_What the task asks_
Write out the material again exactly, please, and omit the pictures.

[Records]
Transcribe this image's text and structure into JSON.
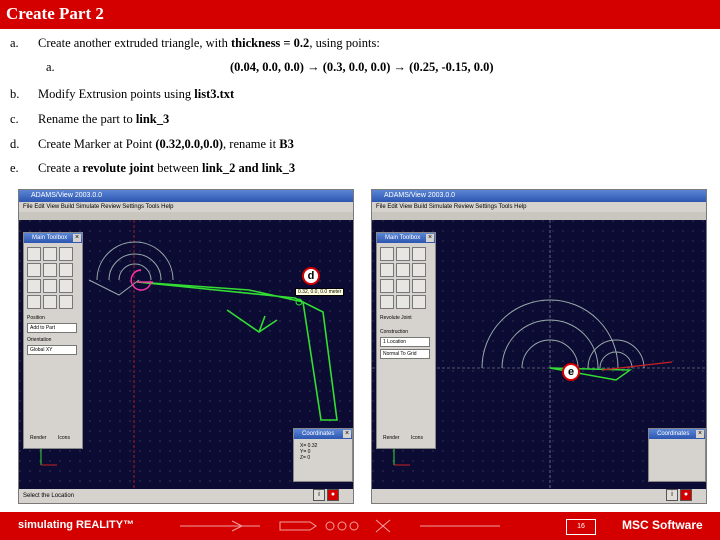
{
  "title": "Create Part 2",
  "steps": [
    {
      "label": "a.",
      "pre": "Create another extruded triangle, with ",
      "bold": "thickness = 0.2",
      "post": ", using points:"
    },
    {
      "label": "b.",
      "pre": "Modify Extrusion points using ",
      "bold": "list3.txt",
      "post": ""
    },
    {
      "label": "c.",
      "pre": "Rename the part to ",
      "bold": "link_3",
      "post": ""
    },
    {
      "label": "d.",
      "pre": "Create Marker at Point ",
      "bold": "(0.32,0.0,0.0)",
      "post": ", rename it ",
      "bold2": "B3"
    },
    {
      "label": "e.",
      "pre": "Create a ",
      "bold": "revolute joint",
      "post": " between ",
      "bold2": "link_2 and link_3"
    }
  ],
  "substep": {
    "label": "a.",
    "p1": "(0.04, 0.0, 0.0)",
    "p2": "(0.3, 0.0, 0.0)",
    "p3": "(0.25, -0.15, 0.0)",
    "arrow": "→"
  },
  "screens": {
    "left": {
      "window_title": "ADAMS/View 2003.0.0",
      "menu": "File  Edit  View  Build  Simulate  Review  Settings  Tools  Help",
      "toolbox_title": "Main Toolbox",
      "field1_label": "Position",
      "field1_value": "Add to Part",
      "field2_label": "Orientation",
      "field2_value": "Global XY",
      "btn_render": "Render",
      "btn_icons": "Icons",
      "tooltip": "0.32, 0.0, 0.0 meter",
      "callout": "d",
      "coords_title": "Coordinates",
      "coords": [
        "X=  0.32",
        "Y=  0",
        "Z=  0"
      ],
      "status": "Select the Location"
    },
    "right": {
      "window_title": "ADAMS/View 2003.0.0",
      "menu": "File  Edit  View  Build  Simulate  Review  Settings  Tools  Help",
      "toolbox_title": "Main Toolbox",
      "field0_label": "Revolute Joint",
      "field1_label": "Construction",
      "field1_value": "1 Location",
      "field2_value": "Normal To Grid",
      "btn_render": "Render",
      "btn_icons": "Icons",
      "callout": "e",
      "coords_title": "Coordinates",
      "status": ""
    }
  },
  "footer": {
    "brand": "simulating REALITY™",
    "page": "16",
    "logo": "MSC Software"
  },
  "colors": {
    "accent": "#d40000",
    "viewport": "#0b0b33",
    "geometry": "#33dd33"
  }
}
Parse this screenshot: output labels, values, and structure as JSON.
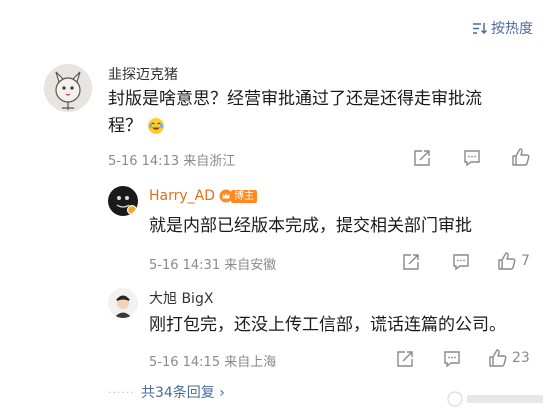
{
  "sort_label": "按热度",
  "comment": {
    "username": "韭探迈克猪",
    "text_line1": "封版是啥意思？经营审批通过了还是还得走审批流",
    "text_line2": "程？",
    "time": "5-16 14:13",
    "location": "来自浙江"
  },
  "replies": [
    {
      "username": "Harry_AD",
      "badge": "博主",
      "text": "就是内部已经版本完成，提交相关部门审批",
      "time": "5-16 14:31",
      "location": "来自安徽",
      "likes": "7"
    },
    {
      "username": "大旭 BigX",
      "text": "刚打包完，还没上传工信部，谎话连篇的公司。",
      "time": "5-16 14:15",
      "location": "来自上海",
      "likes": "23"
    }
  ],
  "more_replies": "共34条回复 ›",
  "colors": {
    "link": "#4a6c9e",
    "meta": "#8a8a8a",
    "badge": "#ff8a1f"
  }
}
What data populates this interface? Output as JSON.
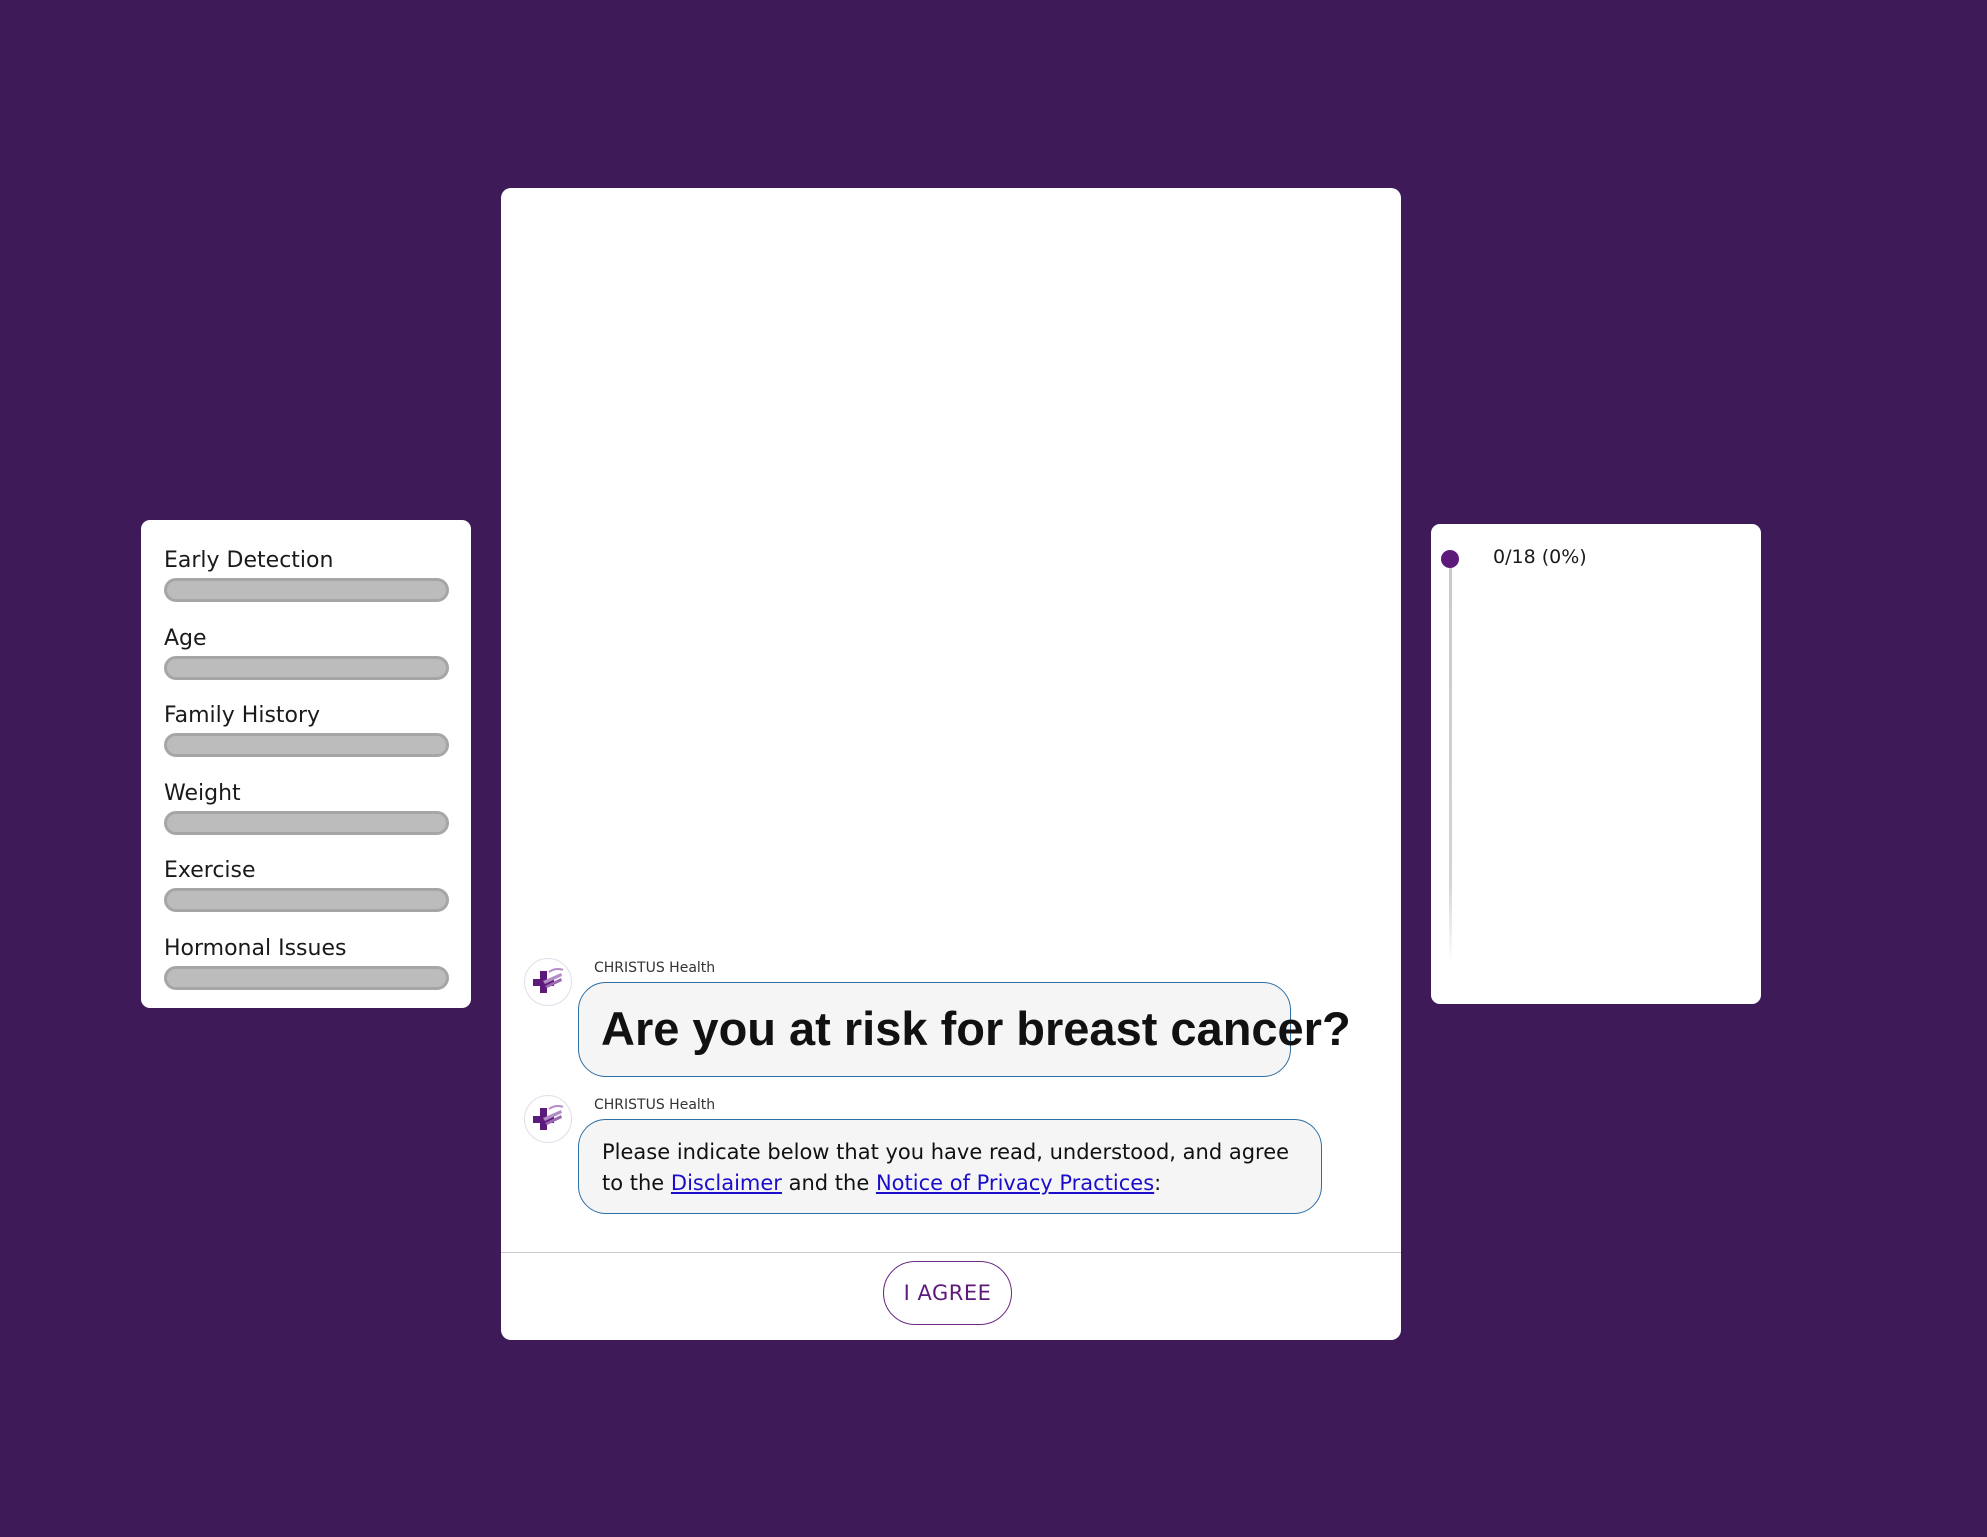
{
  "categories": {
    "items": [
      {
        "label": "Early Detection",
        "progress": 0
      },
      {
        "label": "Age",
        "progress": 0
      },
      {
        "label": "Family History",
        "progress": 0
      },
      {
        "label": "Weight",
        "progress": 0
      },
      {
        "label": "Exercise",
        "progress": 0
      },
      {
        "label": "Hormonal Issues",
        "progress": 0
      }
    ]
  },
  "chat": {
    "messages": [
      {
        "sender": "CHRISTUS Health",
        "heading": "Are you at risk for breast cancer?"
      },
      {
        "sender": "CHRISTUS Health",
        "text_before": "Please  indicate below that you have read, understood, and agree to the ",
        "link1": "Disclaimer",
        "text_middle": " and the ",
        "link2": "Notice of Privacy Practices",
        "text_after": ":"
      }
    ],
    "agree_label": "I AGREE"
  },
  "progress": {
    "answered": 0,
    "total": 18,
    "label": "0/18 (0%)"
  },
  "colors": {
    "background": "#3e1a59",
    "accent": "#5c1a7a",
    "bubble_border": "#2f6fa3",
    "link": "#1a0dcc"
  },
  "icons": {
    "avatar": "christus-cross-logo-icon",
    "progress_marker": "progress-dot-icon"
  }
}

_Result_
Transcribe this image's text and structure into JSON.
{
  "title": "Create Part 2",
  "steps": [
    {
      "label": "a.",
      "pre": "Create another extruded triangle, with ",
      "bold": "thickness = 0.2",
      "post": ", using points:"
    },
    {
      "label": "b.",
      "pre": "Modify Extrusion points using ",
      "bold": "list3.txt",
      "post": ""
    },
    {
      "label": "c.",
      "pre": "Rename the part to ",
      "bold": "link_3",
      "post": ""
    },
    {
      "label": "d.",
      "pre": "Create Marker at Point ",
      "bold": "(0.32,0.0,0.0)",
      "post": ", rename it ",
      "bold2": "B3"
    },
    {
      "label": "e.",
      "pre": "Create a ",
      "bold": "revolute joint",
      "post": " between ",
      "bold2": "link_2 and link_3"
    }
  ],
  "substep": {
    "label": "a.",
    "p1": "(0.04, 0.0, 0.0)",
    "p2": "(0.3, 0.0, 0.0)",
    "p3": "(0.25, -0.15, 0.0)",
    "arrow": "→"
  },
  "screens": {
    "left": {
      "window_title": "ADAMS/View 2003.0.0",
      "menu": "File  Edit  View  Build  Simulate  Review  Settings  Tools  Help",
      "toolbox_title": "Main Toolbox",
      "field1_label": "Position",
      "field1_value": "Add to Part",
      "field2_label": "Orientation",
      "field2_value": "Global XY",
      "btn_render": "Render",
      "btn_icons": "Icons",
      "tooltip": "0.32, 0.0, 0.0 meter",
      "callout": "d",
      "coords_title": "Coordinates",
      "coords": [
        "X=  0.32",
        "Y=  0",
        "Z=  0"
      ],
      "status": "Select the Location"
    },
    "right": {
      "window_title": "ADAMS/View 2003.0.0",
      "menu": "File  Edit  View  Build  Simulate  Review  Settings  Tools  Help",
      "toolbox_title": "Main Toolbox",
      "field0_label": "Revolute Joint",
      "field1_label": "Construction",
      "field1_value": "1 Location",
      "field2_value": "Normal To Grid",
      "btn_render": "Render",
      "btn_icons": "Icons",
      "callout": "e",
      "coords_title": "Coordinates",
      "status": ""
    }
  },
  "footer": {
    "brand": "simulating REALITY™",
    "page": "16",
    "logo": "MSC Software"
  },
  "colors": {
    "accent": "#d40000",
    "viewport": "#0b0b33",
    "geometry": "#33dd33"
  }
}
Parse this screenshot: output labels, values, and structure as JSON.
{
  "sort_label": "按热度",
  "comment": {
    "username": "韭探迈克猪",
    "text_line1": "封版是啥意思？经营审批通过了还是还得走审批流",
    "text_line2": "程？",
    "time": "5-16 14:13",
    "location": "来自浙江"
  },
  "replies": [
    {
      "username": "Harry_AD",
      "badge": "博主",
      "text": "就是内部已经版本完成，提交相关部门审批",
      "time": "5-16 14:31",
      "location": "来自安徽",
      "likes": "7"
    },
    {
      "username": "大旭 BigX",
      "text": "刚打包完，还没上传工信部，谎话连篇的公司。",
      "time": "5-16 14:15",
      "location": "来自上海",
      "likes": "23"
    }
  ],
  "more_replies": "共34条回复 ›",
  "colors": {
    "link": "#4a6c9e",
    "meta": "#8a8a8a",
    "badge": "#ff8a1f"
  }
}
What data populates this interface? Output as JSON.
{
  "categories": {
    "items": [
      {
        "label": "Early Detection",
        "progress": 0
      },
      {
        "label": "Age",
        "progress": 0
      },
      {
        "label": "Family History",
        "progress": 0
      },
      {
        "label": "Weight",
        "progress": 0
      },
      {
        "label": "Exercise",
        "progress": 0
      },
      {
        "label": "Hormonal Issues",
        "progress": 0
      }
    ]
  },
  "chat": {
    "messages": [
      {
        "sender": "CHRISTUS Health",
        "heading": "Are you at risk for breast cancer?"
      },
      {
        "sender": "CHRISTUS Health",
        "text_before": "Please  indicate below that you have read, understood, and agree to the ",
        "link1": "Disclaimer",
        "text_middle": " and the ",
        "link2": "Notice of Privacy Practices",
        "text_after": ":"
      }
    ],
    "agree_label": "I AGREE"
  },
  "progress": {
    "answered": 0,
    "total": 18,
    "label": "0/18 (0%)"
  },
  "colors": {
    "background": "#3e1a59",
    "accent": "#5c1a7a",
    "bubble_border": "#2f6fa3",
    "link": "#1a0dcc"
  },
  "icons": {
    "avatar": "christus-cross-logo-icon",
    "progress_marker": "progress-dot-icon"
  }
}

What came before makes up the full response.